Stored dataset items:
* Begin *

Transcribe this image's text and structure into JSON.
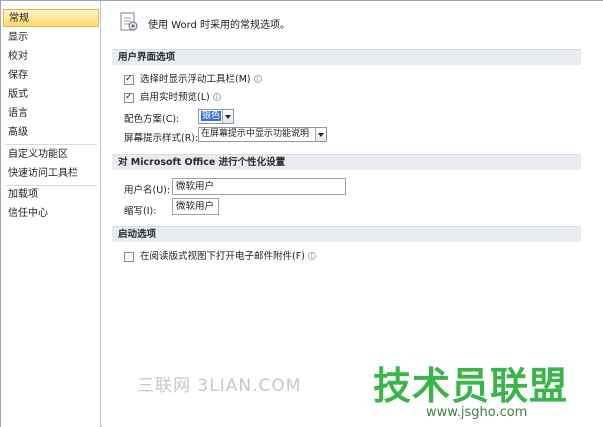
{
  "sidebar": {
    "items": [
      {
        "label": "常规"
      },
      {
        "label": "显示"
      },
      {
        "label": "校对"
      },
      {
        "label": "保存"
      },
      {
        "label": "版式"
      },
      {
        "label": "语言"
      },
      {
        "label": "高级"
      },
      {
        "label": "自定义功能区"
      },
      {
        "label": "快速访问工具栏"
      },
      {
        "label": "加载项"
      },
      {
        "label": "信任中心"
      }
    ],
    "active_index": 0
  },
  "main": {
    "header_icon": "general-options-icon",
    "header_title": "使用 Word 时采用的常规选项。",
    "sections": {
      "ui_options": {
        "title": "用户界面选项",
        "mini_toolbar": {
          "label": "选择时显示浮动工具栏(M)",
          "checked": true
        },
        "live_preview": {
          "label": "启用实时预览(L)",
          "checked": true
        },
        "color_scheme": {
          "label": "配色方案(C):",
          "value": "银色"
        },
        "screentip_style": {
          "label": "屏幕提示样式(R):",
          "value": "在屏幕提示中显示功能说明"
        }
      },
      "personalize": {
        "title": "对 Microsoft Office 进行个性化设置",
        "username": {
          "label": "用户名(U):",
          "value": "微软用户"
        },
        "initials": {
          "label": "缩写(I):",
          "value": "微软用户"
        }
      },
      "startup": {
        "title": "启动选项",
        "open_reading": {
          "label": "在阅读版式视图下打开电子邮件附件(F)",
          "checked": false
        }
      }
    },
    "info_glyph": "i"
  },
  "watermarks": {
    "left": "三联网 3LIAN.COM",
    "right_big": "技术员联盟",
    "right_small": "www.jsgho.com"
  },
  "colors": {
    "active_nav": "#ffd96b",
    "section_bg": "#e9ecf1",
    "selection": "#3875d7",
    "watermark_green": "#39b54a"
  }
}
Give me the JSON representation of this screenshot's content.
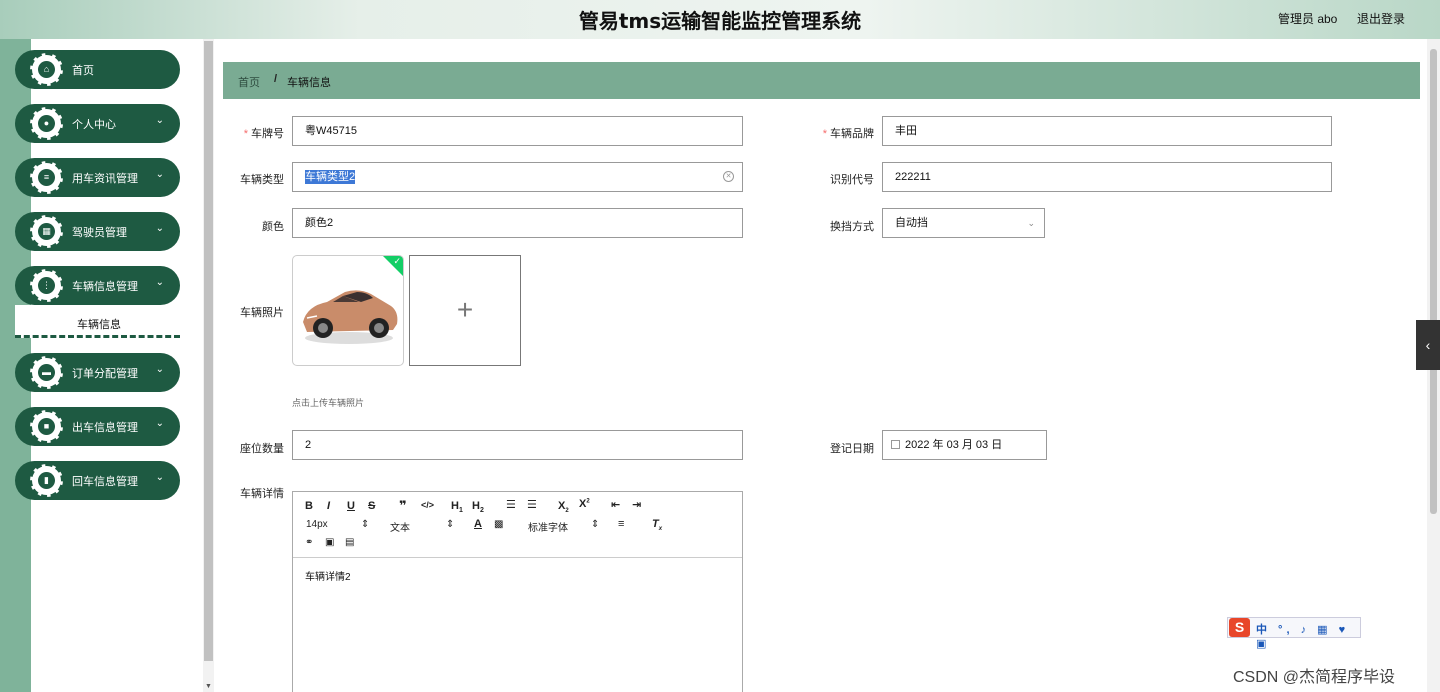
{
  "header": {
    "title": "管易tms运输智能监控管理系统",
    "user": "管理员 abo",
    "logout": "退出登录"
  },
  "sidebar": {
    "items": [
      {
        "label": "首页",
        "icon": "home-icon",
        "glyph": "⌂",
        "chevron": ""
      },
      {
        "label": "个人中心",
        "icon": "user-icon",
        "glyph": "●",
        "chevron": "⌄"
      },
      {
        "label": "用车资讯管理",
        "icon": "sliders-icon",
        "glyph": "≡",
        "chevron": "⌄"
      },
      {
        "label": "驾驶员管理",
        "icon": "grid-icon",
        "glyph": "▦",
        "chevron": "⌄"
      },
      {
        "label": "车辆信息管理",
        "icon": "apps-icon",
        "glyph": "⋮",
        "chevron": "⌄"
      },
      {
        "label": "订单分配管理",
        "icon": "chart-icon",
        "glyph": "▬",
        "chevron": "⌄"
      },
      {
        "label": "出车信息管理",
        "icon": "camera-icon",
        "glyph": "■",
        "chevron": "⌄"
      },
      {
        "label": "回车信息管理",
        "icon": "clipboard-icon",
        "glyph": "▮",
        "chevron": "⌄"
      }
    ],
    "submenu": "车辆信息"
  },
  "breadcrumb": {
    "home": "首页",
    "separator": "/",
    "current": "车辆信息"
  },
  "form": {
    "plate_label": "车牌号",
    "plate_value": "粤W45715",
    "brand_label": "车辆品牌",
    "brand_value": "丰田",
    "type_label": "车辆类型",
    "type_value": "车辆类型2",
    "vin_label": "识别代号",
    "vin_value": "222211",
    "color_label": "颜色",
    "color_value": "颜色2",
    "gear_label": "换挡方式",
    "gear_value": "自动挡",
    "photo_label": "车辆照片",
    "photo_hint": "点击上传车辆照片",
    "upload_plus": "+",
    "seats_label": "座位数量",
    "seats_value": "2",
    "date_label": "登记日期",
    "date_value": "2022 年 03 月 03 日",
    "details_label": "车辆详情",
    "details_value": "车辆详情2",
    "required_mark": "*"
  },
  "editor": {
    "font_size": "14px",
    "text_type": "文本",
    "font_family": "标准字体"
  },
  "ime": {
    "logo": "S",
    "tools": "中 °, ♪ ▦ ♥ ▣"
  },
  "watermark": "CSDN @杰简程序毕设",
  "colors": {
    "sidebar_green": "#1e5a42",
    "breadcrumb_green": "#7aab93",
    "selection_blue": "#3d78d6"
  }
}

* End *
* Begin *

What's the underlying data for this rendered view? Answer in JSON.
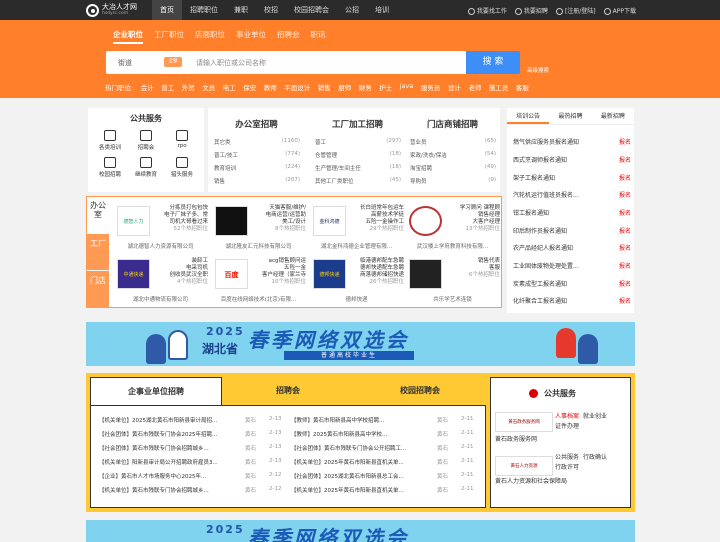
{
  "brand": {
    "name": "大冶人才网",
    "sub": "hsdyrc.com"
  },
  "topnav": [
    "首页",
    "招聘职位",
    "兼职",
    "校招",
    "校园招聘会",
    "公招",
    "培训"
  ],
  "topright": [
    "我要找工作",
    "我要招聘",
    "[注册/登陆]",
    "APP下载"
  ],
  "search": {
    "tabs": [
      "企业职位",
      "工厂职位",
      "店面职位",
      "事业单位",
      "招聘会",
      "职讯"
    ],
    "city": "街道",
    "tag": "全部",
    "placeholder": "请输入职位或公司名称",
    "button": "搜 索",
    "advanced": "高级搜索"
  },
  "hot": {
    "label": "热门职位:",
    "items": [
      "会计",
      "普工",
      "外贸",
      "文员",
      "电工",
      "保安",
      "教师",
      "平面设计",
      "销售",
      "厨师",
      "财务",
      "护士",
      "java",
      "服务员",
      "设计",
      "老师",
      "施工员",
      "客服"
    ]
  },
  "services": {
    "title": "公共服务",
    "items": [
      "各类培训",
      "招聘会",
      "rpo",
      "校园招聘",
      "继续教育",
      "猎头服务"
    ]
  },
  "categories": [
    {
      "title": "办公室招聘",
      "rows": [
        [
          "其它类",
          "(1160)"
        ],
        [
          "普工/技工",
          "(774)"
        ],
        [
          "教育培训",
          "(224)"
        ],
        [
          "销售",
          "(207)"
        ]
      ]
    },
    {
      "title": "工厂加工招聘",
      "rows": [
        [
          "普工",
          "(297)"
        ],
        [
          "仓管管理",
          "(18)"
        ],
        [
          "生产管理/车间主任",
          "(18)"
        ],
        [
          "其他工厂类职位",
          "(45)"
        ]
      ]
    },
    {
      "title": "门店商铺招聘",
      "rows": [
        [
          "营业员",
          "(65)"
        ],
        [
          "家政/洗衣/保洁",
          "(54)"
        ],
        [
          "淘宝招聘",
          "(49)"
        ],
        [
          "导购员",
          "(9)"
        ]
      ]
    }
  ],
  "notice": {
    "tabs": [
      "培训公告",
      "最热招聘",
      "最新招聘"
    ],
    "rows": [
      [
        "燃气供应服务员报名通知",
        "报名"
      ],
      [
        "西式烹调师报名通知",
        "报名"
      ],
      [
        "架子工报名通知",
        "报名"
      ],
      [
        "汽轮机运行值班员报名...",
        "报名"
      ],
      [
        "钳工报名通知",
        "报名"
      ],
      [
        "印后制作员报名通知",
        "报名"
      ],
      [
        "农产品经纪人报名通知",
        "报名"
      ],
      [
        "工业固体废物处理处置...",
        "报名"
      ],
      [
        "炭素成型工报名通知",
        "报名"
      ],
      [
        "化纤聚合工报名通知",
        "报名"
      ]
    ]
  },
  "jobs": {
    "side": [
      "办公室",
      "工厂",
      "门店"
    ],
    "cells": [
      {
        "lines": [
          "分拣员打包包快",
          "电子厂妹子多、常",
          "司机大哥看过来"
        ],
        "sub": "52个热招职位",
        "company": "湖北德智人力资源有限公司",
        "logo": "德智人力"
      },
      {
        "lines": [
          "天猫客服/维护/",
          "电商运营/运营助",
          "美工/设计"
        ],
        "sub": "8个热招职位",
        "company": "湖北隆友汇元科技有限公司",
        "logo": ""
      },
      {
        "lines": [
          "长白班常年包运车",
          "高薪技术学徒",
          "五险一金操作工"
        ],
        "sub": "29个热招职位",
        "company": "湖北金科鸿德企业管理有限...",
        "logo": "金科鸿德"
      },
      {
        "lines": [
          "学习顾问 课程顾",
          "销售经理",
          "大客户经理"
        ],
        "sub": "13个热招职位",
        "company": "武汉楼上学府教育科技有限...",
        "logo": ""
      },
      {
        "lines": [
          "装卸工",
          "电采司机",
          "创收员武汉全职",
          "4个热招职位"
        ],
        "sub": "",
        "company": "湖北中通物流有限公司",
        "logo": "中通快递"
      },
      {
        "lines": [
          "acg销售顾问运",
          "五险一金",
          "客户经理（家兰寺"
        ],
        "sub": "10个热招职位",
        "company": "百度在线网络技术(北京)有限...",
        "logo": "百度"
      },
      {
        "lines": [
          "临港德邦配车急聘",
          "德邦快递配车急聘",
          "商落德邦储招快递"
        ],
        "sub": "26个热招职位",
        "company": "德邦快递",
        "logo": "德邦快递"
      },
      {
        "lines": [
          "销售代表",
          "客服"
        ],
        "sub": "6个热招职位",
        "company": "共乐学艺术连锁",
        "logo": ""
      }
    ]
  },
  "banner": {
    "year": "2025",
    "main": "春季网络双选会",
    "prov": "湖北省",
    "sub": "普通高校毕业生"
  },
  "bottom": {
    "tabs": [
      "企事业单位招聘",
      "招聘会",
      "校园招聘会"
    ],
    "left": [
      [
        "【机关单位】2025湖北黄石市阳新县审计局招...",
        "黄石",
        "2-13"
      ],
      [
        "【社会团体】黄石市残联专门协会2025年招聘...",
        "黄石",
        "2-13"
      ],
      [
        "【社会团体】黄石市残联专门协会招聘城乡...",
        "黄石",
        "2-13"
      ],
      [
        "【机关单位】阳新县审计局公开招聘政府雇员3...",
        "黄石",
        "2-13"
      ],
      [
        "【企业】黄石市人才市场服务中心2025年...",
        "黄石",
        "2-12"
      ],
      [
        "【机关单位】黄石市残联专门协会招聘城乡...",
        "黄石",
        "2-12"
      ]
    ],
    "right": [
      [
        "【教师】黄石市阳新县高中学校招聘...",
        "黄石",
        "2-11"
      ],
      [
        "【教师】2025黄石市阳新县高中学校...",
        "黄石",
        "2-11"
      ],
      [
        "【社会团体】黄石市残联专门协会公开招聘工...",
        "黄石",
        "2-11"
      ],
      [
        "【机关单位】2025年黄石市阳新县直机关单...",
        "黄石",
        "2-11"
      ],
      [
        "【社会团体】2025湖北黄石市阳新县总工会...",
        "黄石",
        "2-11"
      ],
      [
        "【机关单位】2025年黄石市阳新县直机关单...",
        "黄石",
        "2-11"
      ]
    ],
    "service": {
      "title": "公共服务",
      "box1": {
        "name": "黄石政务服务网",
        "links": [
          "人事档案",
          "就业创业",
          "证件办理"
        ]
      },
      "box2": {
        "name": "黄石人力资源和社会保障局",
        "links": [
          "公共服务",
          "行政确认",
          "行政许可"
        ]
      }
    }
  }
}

* End *
* Begin *

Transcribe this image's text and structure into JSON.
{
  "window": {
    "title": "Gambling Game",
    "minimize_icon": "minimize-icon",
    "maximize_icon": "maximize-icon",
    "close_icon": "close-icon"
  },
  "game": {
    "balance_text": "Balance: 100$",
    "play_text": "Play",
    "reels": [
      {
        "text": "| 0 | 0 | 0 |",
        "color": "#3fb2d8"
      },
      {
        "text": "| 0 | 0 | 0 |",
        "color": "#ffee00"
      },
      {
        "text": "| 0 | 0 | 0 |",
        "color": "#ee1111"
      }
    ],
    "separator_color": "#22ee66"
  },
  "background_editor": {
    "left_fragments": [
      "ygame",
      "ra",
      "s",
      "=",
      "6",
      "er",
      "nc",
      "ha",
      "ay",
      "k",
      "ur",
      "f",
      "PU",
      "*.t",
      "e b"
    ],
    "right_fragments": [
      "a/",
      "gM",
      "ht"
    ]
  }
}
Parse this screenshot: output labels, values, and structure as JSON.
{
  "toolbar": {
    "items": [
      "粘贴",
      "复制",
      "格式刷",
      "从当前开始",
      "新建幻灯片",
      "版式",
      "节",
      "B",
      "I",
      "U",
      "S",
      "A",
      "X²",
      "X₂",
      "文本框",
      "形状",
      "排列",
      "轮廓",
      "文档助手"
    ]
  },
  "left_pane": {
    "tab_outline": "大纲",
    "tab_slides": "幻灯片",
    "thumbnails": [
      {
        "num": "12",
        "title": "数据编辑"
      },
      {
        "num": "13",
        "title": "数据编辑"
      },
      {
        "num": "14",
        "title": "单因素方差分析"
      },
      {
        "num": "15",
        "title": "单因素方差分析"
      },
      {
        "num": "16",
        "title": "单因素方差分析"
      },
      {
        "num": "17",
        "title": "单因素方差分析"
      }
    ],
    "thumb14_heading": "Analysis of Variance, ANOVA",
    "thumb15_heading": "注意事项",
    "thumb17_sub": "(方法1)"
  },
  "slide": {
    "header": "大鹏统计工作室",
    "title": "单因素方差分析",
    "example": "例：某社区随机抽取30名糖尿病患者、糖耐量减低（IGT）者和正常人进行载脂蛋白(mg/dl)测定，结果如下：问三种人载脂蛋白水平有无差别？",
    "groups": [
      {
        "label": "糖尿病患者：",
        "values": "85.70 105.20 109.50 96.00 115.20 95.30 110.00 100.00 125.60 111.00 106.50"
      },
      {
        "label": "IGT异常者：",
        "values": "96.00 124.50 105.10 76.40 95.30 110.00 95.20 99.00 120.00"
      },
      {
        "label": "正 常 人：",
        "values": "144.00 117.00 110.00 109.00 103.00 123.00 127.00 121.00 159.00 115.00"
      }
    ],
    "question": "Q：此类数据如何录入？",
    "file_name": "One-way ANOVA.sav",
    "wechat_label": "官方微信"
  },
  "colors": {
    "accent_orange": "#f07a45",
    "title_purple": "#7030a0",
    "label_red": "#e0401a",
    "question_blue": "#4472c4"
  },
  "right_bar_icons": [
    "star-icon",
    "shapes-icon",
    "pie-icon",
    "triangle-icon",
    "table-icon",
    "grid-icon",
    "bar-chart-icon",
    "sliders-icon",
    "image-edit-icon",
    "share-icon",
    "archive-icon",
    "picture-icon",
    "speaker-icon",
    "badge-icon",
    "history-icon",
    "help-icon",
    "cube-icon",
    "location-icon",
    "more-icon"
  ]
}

* End *

> **Short task**
Find every line in the records that contains the word "黄石市残联专门协会招聘城乡"; copy those lines.

> **Solution below**
        "【社会团体】黄石市残联专门协会招聘城乡...",
        "【机关单位】黄石市残联专门协会招聘城乡...",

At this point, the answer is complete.